Description of the task: Search the material below for the word "lmin" and copy every line in which it occurs.

+ + +

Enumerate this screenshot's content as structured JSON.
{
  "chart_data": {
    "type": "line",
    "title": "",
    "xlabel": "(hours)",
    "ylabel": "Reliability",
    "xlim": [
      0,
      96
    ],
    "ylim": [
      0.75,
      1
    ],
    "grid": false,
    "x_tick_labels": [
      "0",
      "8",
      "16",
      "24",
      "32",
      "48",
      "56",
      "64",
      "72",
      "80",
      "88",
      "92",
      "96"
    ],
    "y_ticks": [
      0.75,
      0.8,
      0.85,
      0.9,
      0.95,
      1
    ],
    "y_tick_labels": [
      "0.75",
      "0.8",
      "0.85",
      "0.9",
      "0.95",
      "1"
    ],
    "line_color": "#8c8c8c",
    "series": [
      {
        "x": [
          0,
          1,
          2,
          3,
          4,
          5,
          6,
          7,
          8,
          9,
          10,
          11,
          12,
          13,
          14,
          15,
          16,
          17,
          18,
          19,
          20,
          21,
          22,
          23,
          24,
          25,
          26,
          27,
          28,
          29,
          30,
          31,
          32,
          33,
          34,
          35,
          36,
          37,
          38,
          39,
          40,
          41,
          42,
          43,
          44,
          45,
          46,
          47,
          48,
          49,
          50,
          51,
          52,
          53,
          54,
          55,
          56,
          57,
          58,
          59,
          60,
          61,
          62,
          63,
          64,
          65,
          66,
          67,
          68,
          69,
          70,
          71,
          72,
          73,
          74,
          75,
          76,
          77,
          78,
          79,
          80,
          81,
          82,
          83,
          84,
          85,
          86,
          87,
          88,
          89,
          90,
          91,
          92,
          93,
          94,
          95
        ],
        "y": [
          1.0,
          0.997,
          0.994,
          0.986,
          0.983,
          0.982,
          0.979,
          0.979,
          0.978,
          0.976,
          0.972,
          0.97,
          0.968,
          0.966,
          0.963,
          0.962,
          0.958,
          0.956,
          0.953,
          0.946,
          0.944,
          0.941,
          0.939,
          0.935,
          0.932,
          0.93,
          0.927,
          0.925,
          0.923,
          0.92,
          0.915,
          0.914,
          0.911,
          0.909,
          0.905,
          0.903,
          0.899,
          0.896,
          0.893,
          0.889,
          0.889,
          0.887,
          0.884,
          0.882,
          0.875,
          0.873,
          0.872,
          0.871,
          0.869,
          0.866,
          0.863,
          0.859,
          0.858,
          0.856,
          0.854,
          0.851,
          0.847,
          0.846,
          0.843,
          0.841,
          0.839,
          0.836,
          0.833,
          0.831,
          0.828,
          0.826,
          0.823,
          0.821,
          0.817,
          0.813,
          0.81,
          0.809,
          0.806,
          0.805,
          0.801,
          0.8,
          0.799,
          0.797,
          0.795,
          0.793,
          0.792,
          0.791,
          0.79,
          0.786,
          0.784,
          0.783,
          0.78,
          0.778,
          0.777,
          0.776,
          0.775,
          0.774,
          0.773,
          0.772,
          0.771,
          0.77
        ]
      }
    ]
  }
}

+ + +

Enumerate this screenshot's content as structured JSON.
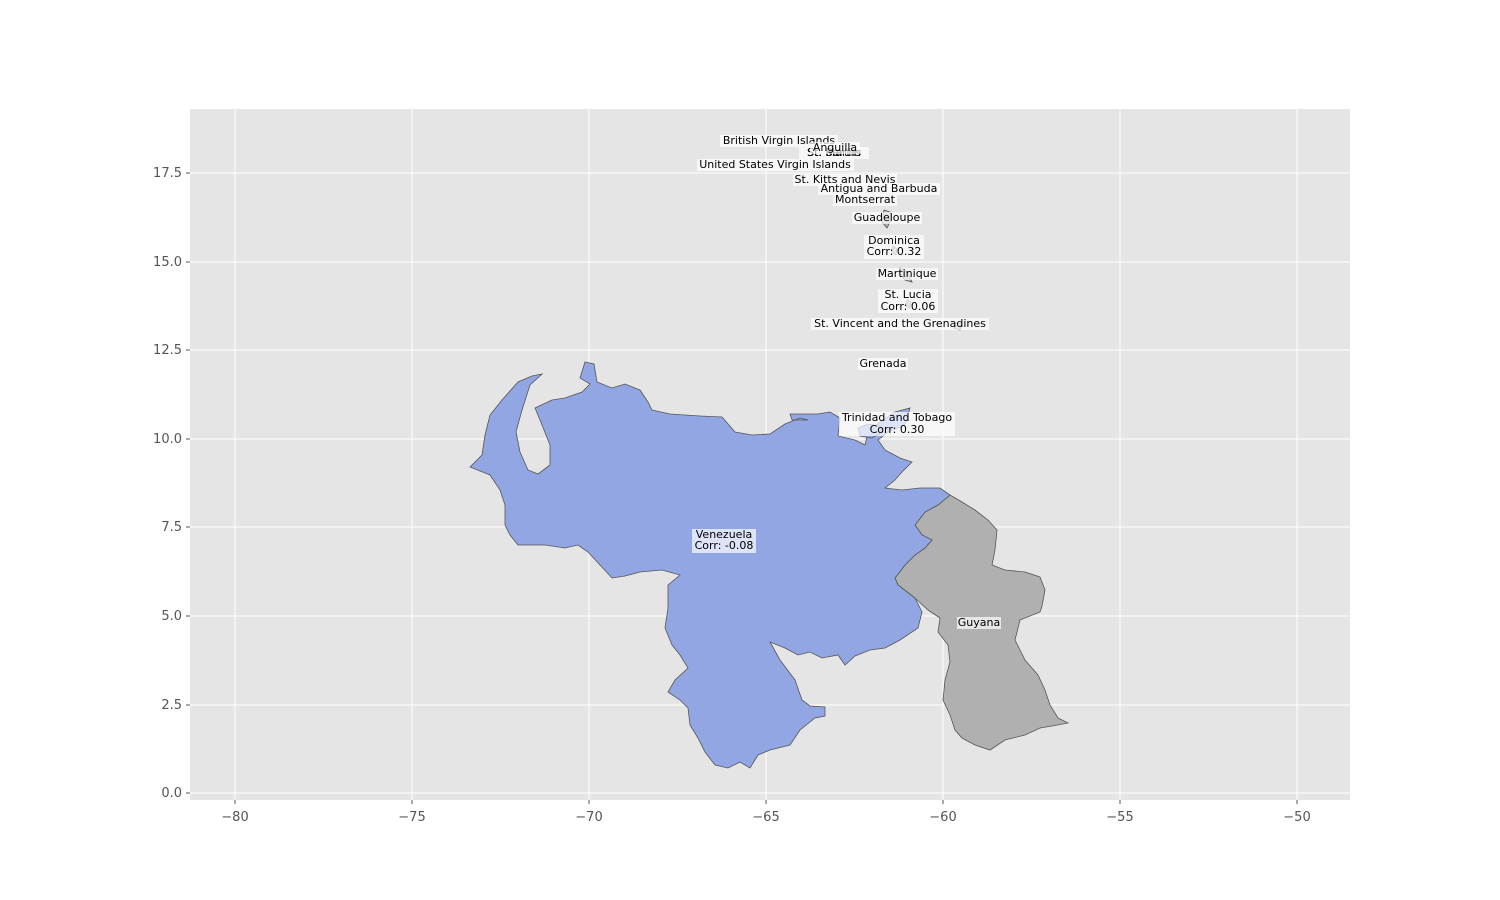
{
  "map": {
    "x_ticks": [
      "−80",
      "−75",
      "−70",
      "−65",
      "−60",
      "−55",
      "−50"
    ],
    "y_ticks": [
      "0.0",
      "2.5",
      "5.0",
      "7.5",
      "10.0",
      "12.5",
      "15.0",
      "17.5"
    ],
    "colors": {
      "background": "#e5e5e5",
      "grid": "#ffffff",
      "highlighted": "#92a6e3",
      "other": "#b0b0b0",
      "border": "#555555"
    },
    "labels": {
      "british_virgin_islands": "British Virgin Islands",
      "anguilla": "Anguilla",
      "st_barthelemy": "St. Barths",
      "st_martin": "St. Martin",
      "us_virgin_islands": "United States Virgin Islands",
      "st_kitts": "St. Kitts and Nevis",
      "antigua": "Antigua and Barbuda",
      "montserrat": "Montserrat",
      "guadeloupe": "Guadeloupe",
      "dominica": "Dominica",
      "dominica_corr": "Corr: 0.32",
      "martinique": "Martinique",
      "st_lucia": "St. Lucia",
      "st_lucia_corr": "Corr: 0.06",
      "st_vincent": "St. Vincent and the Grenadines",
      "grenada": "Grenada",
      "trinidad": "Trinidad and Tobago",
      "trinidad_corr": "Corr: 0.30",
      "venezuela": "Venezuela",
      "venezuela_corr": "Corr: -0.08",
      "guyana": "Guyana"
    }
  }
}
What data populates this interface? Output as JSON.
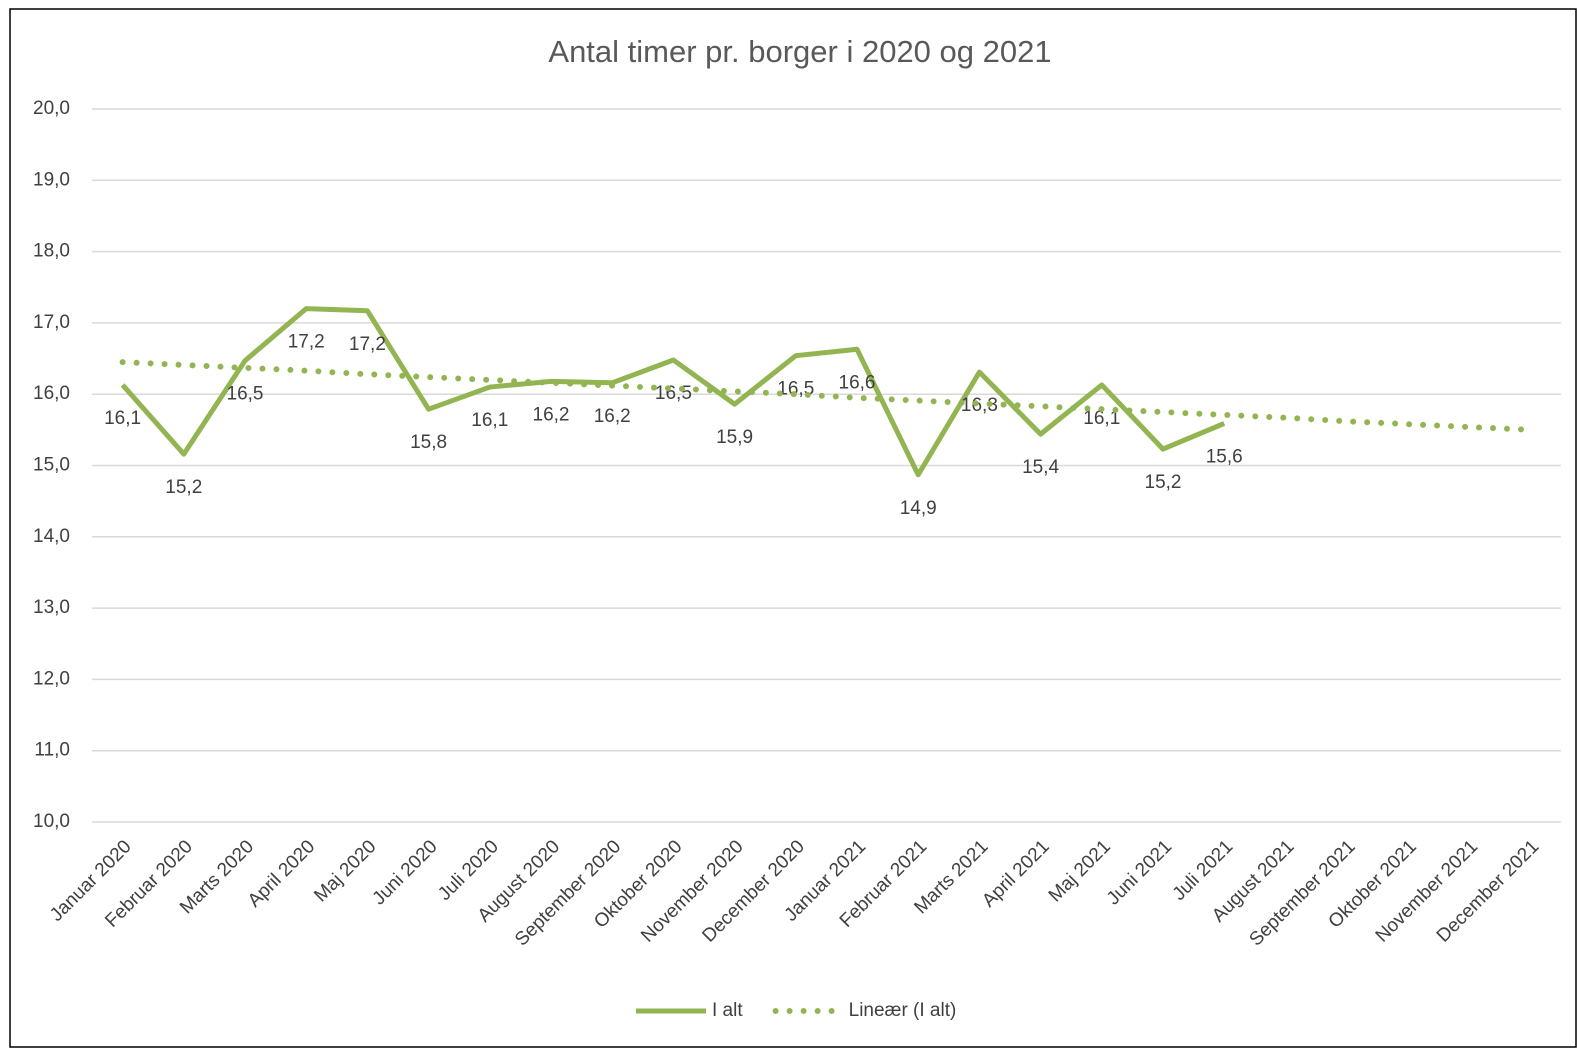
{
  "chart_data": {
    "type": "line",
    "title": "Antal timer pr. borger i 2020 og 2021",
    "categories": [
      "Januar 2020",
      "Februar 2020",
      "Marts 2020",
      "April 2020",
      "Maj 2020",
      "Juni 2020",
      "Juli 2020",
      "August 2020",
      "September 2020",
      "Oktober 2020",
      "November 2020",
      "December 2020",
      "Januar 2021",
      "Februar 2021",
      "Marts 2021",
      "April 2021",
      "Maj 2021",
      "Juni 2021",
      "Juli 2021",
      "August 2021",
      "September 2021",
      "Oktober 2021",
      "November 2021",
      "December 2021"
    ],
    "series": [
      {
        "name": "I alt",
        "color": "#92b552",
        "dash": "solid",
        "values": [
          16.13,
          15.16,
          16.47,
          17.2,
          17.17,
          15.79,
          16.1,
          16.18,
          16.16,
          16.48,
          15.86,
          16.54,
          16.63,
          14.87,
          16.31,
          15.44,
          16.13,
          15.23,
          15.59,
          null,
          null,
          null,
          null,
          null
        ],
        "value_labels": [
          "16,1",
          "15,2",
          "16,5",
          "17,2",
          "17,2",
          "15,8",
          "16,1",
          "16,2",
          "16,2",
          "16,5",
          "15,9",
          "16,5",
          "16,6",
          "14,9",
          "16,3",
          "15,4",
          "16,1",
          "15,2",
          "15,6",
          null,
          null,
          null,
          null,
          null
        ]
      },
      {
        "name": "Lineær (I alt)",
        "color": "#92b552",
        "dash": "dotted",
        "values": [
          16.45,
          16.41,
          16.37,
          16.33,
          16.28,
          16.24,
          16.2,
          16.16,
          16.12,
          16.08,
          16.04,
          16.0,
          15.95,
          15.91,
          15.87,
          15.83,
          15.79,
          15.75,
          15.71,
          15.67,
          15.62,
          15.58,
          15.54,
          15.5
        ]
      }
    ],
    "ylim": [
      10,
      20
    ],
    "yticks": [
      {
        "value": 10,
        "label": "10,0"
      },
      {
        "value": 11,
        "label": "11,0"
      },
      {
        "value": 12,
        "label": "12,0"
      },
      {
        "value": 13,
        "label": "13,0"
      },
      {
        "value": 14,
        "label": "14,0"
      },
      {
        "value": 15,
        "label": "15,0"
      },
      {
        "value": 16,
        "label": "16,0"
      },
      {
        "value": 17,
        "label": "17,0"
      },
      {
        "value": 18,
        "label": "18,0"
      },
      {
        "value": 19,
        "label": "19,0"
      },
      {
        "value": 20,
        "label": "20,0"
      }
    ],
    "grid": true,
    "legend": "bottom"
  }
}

+ + +

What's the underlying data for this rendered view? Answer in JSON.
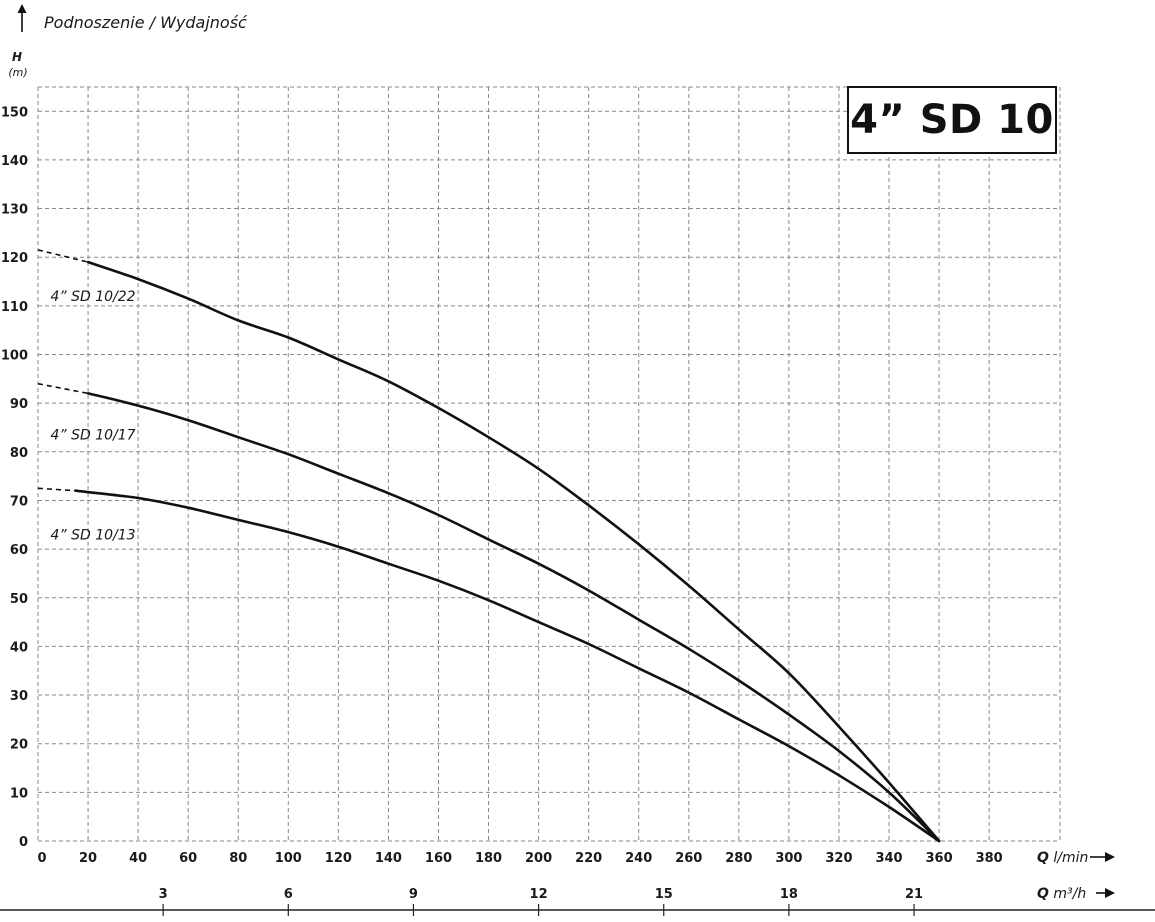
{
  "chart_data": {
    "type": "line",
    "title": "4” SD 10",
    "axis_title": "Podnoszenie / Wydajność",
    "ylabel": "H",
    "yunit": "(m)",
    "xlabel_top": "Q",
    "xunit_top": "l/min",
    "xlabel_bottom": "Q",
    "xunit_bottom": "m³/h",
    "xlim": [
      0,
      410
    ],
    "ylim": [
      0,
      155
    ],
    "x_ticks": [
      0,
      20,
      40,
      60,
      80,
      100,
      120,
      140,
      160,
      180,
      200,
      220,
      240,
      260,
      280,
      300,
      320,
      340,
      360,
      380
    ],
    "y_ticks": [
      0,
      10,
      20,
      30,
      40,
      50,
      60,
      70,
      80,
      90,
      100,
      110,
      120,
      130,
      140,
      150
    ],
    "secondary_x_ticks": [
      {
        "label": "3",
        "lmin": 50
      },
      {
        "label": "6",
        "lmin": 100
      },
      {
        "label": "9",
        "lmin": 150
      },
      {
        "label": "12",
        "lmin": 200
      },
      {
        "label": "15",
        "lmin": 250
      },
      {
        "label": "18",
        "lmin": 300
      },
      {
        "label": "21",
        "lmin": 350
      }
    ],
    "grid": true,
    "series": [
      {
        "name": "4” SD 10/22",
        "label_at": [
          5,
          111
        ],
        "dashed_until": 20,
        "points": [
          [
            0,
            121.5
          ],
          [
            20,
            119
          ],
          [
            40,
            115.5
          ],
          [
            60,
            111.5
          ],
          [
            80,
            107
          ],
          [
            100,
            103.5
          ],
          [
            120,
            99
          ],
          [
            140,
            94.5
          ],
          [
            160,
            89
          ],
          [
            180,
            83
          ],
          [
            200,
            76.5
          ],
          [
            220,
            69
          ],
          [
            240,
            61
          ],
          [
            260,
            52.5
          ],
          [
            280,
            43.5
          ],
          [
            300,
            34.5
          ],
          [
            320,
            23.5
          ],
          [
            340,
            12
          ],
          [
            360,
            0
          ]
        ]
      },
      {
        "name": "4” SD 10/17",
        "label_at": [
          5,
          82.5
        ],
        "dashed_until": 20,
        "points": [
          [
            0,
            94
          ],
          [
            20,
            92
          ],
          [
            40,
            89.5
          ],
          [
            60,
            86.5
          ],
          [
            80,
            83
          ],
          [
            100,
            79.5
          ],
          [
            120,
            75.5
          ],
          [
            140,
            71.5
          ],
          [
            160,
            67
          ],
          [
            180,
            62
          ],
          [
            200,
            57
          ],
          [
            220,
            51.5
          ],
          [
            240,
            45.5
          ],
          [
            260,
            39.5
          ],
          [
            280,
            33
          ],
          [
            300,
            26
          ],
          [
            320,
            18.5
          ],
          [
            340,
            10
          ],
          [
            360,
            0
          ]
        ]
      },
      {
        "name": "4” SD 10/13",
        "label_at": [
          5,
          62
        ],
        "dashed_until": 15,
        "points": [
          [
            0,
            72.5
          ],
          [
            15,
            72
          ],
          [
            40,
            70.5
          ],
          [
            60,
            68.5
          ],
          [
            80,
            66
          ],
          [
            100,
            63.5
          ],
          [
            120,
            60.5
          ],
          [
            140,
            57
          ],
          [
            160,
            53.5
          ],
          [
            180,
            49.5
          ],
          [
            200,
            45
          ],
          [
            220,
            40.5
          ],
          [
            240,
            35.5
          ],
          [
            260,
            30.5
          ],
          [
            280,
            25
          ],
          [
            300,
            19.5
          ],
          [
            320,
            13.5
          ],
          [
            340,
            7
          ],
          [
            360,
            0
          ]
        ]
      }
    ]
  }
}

+ + +

Full answer:
        "lmin": 50
        "lmin": 100
        "lmin": 150
        "lmin": 200
        "lmin": 250
        "lmin": 300
        "lmin": 350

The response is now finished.